→ **What needs to be done**:
Take every line where the string "Nilbert" appears and copy it.
— START Data provided —
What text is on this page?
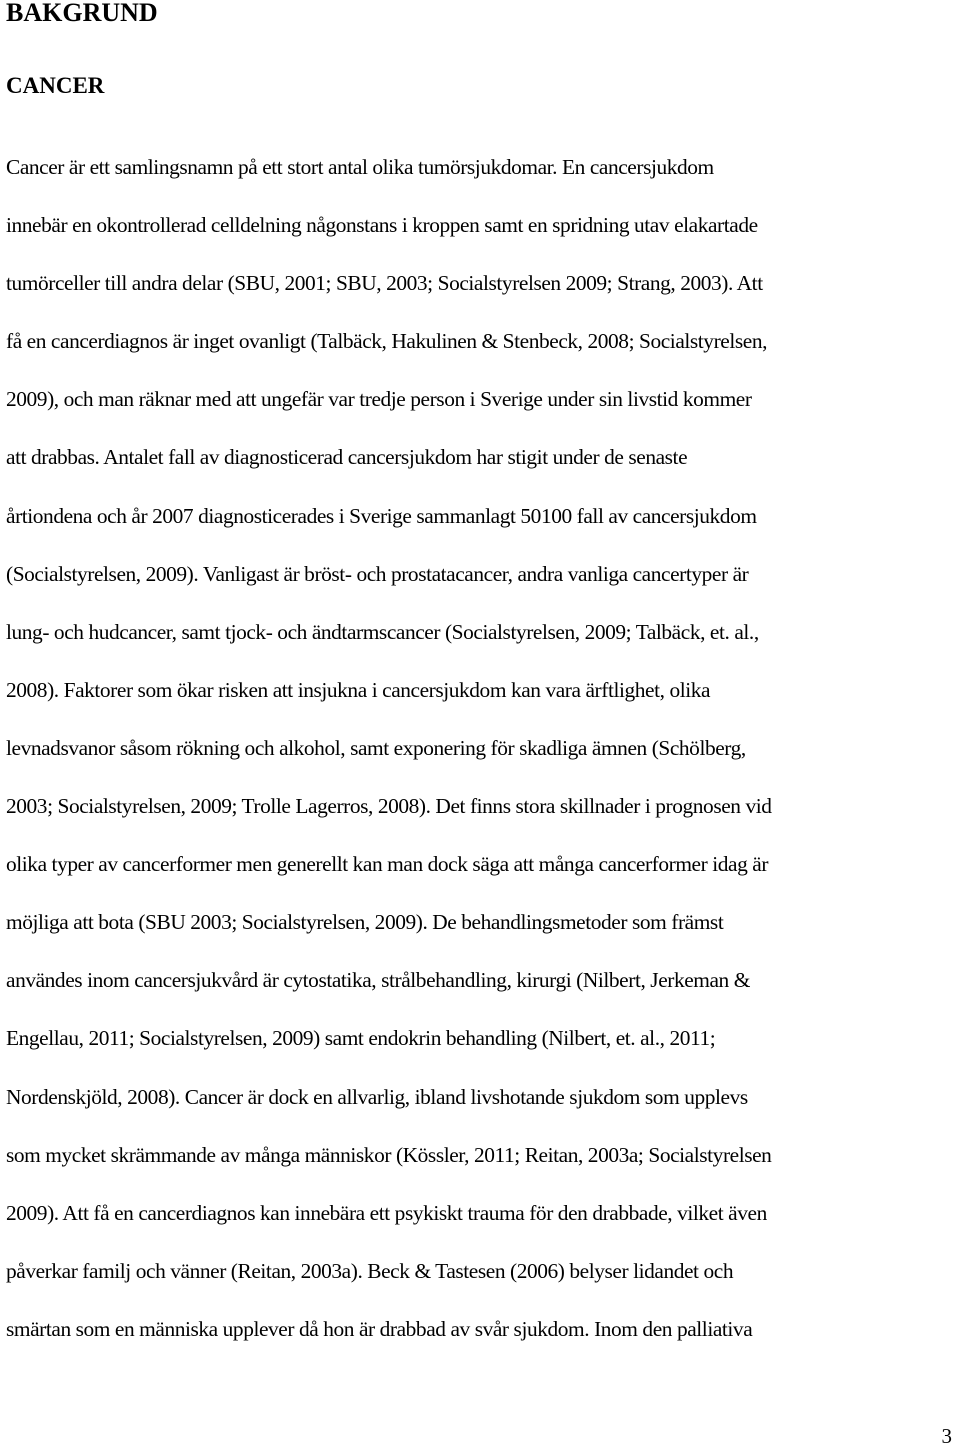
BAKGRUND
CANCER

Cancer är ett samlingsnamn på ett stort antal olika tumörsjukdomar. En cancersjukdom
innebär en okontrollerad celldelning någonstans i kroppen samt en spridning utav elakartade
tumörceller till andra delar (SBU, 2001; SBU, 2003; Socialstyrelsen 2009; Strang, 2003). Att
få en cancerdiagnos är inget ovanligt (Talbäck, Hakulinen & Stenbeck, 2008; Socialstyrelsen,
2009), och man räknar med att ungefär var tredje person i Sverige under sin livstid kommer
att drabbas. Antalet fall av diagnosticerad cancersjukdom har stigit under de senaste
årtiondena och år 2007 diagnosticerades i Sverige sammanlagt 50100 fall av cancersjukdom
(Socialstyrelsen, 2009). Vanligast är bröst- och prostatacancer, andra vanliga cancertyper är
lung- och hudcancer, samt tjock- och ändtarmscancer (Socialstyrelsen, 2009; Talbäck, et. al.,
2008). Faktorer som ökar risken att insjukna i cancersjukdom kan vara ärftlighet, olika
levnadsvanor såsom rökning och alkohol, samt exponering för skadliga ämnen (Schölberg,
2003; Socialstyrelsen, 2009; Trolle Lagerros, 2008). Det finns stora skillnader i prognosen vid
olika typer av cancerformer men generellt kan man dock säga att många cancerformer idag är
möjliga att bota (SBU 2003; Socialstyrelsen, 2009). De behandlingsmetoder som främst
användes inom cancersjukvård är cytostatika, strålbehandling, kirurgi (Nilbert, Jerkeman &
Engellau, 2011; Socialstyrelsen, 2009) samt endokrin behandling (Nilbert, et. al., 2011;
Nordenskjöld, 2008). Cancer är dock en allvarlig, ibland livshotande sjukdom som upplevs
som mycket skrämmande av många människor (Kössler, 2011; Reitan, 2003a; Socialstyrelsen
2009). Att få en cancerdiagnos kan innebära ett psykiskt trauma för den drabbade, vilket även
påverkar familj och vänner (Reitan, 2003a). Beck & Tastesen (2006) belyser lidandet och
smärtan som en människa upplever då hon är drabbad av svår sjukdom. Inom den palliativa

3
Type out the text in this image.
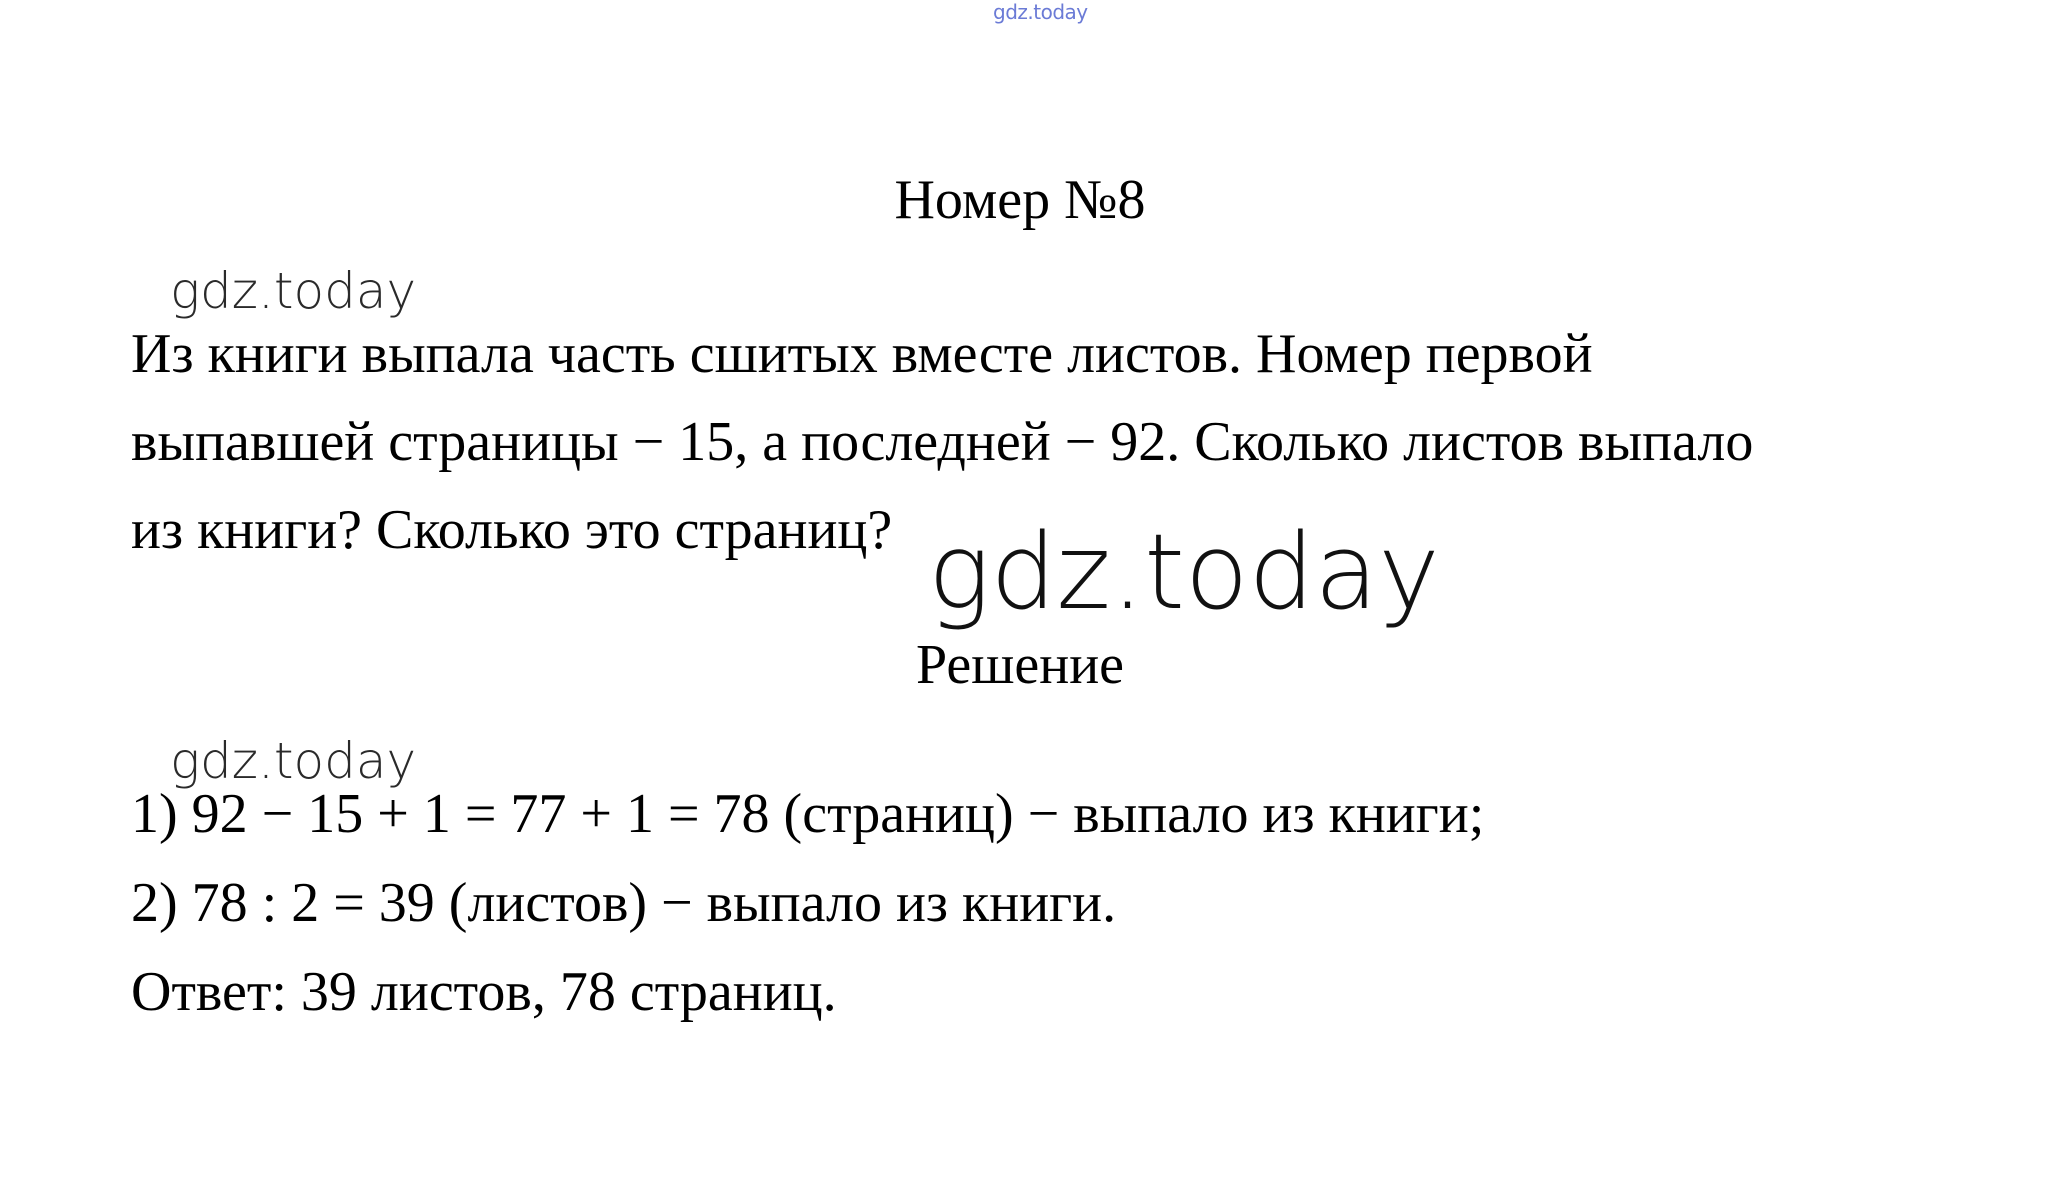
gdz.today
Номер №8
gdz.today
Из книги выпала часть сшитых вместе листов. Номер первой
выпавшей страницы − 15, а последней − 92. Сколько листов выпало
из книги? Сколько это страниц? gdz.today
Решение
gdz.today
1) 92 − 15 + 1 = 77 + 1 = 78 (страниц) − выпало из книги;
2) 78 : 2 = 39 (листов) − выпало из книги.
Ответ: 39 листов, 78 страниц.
— END Data provided —
→ **Full answer**:
användes inom cancersjukvård är cytostatika, strålbehandling, kirurgi (Nilbert, Jerkeman &
Engellau, 2011; Socialstyrelsen, 2009) samt endokrin behandling (Nilbert, et. al., 2011;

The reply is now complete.